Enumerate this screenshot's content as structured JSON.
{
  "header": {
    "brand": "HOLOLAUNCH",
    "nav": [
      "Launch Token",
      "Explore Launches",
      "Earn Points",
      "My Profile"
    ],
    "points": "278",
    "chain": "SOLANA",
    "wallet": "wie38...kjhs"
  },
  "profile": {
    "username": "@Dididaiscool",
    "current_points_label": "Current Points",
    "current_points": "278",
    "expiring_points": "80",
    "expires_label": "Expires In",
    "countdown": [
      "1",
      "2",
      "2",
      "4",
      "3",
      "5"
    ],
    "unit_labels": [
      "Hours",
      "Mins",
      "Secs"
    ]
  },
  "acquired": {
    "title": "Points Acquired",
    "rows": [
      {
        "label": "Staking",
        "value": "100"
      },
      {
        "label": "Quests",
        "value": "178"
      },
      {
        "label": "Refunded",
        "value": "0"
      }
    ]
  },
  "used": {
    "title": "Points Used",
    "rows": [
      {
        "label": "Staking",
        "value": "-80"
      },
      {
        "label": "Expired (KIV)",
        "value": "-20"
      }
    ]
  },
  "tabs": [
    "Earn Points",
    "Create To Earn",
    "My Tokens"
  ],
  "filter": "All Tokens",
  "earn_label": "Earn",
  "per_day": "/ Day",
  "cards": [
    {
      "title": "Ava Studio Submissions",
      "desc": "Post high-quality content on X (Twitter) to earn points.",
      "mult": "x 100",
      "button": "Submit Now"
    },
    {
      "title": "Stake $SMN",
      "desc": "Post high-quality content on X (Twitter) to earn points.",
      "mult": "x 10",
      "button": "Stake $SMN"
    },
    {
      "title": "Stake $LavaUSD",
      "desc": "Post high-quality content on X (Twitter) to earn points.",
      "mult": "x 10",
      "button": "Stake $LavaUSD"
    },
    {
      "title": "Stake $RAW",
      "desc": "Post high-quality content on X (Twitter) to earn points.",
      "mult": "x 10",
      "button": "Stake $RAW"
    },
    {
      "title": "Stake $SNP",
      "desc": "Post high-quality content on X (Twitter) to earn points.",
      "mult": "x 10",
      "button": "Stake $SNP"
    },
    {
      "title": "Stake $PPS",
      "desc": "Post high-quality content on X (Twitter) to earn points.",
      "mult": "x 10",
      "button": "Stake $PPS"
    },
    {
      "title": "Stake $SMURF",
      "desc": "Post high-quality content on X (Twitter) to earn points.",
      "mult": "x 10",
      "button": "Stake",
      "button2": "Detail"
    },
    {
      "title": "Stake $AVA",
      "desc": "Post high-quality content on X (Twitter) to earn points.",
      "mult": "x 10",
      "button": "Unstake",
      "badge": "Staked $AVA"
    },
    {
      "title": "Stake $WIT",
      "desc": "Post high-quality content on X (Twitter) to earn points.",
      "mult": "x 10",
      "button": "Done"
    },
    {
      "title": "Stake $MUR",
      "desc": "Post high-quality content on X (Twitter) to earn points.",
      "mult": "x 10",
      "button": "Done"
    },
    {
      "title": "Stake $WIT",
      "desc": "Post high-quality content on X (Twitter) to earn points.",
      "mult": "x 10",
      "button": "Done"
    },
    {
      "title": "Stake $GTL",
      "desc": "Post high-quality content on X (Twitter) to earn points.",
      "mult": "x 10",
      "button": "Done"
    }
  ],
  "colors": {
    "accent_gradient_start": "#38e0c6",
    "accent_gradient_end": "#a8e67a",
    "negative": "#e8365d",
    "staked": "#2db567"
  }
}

# Set exercise:
Write the material out again word for word.

# Result of this exercise:
Enumerate this screenshot's content as structured JSON.
{
  "header": {
    "brand": "HOLOLAUNCH",
    "nav": [
      "Launch Token",
      "Explore Launches",
      "Earn Points",
      "My Profile"
    ],
    "points": "278",
    "chain": "SOLANA",
    "wallet": "wie38...kjhs"
  },
  "profile": {
    "username": "@Dididaiscool",
    "current_points_label": "Current Points",
    "current_points": "278",
    "expiring_points": "80",
    "expires_label": "Expires In",
    "countdown": [
      "1",
      "2",
      "2",
      "4",
      "3",
      "5"
    ],
    "unit_labels": [
      "Hours",
      "Mins",
      "Secs"
    ]
  },
  "acquired": {
    "title": "Points Acquired",
    "rows": [
      {
        "label": "Staking",
        "value": "100"
      },
      {
        "label": "Quests",
        "value": "178"
      },
      {
        "label": "Refunded",
        "value": "0"
      }
    ]
  },
  "used": {
    "title": "Points Used",
    "rows": [
      {
        "label": "Staking",
        "value": "-80"
      },
      {
        "label": "Expired (KIV)",
        "value": "-20"
      }
    ]
  },
  "tabs": [
    "Earn Points",
    "Create To Earn",
    "My Tokens"
  ],
  "filter": "All Tokens",
  "earn_label": "Earn",
  "per_day": "/ Day",
  "cards": [
    {
      "title": "Ava Studio Submissions",
      "desc": "Post high-quality content on X (Twitter) to earn points.",
      "mult": "x 100",
      "button": "Submit Now"
    },
    {
      "title": "Stake $SMN",
      "desc": "Post high-quality content on X (Twitter) to earn points.",
      "mult": "x 10",
      "button": "Stake $SMN"
    },
    {
      "title": "Stake $LavaUSD",
      "desc": "Post high-quality content on X (Twitter) to earn points.",
      "mult": "x 10",
      "button": "Stake $LavaUSD"
    },
    {
      "title": "Stake $RAW",
      "desc": "Post high-quality content on X (Twitter) to earn points.",
      "mult": "x 10",
      "button": "Stake $RAW"
    },
    {
      "title": "Stake $SNP",
      "desc": "Post high-quality content on X (Twitter) to earn points.",
      "mult": "x 10",
      "button": "Stake $SNP"
    },
    {
      "title": "Stake $PPS",
      "desc": "Post high-quality content on X (Twitter) to earn points.",
      "mult": "x 10",
      "button": "Stake $PPS"
    },
    {
      "title": "Stake $SMURF",
      "desc": "Post high-quality content on X (Twitter) to earn points.",
      "mult": "x 10",
      "button": "Stake",
      "button2": "Detail"
    },
    {
      "title": "Stake $AVA",
      "desc": "Post high-quality content on X (Twitter) to earn points.",
      "mult": "x 10",
      "button": "Unstake",
      "badge": "Staked $AVA"
    },
    {
      "title": "Stake $WIT",
      "desc": "Post high-quality content on X (Twitter) to earn points.",
      "mult": "x 10",
      "button": "Done"
    },
    {
      "title": "Stake $MUR",
      "desc": "Post high-quality content on X (Twitter) to earn points.",
      "mult": "x 10",
      "button": "Done"
    },
    {
      "title": "Stake $WIT",
      "desc": "Post high-quality content on X (Twitter) to earn points.",
      "mult": "x 10",
      "button": "Done"
    },
    {
      "title": "Stake $GTL",
      "desc": "Post high-quality content on X (Twitter) to earn points.",
      "mult": "x 10",
      "button": "Done"
    }
  ],
  "colors": {
    "accent_gradient_start": "#38e0c6",
    "accent_gradient_end": "#a8e67a",
    "negative": "#e8365d",
    "staked": "#2db567"
  }
}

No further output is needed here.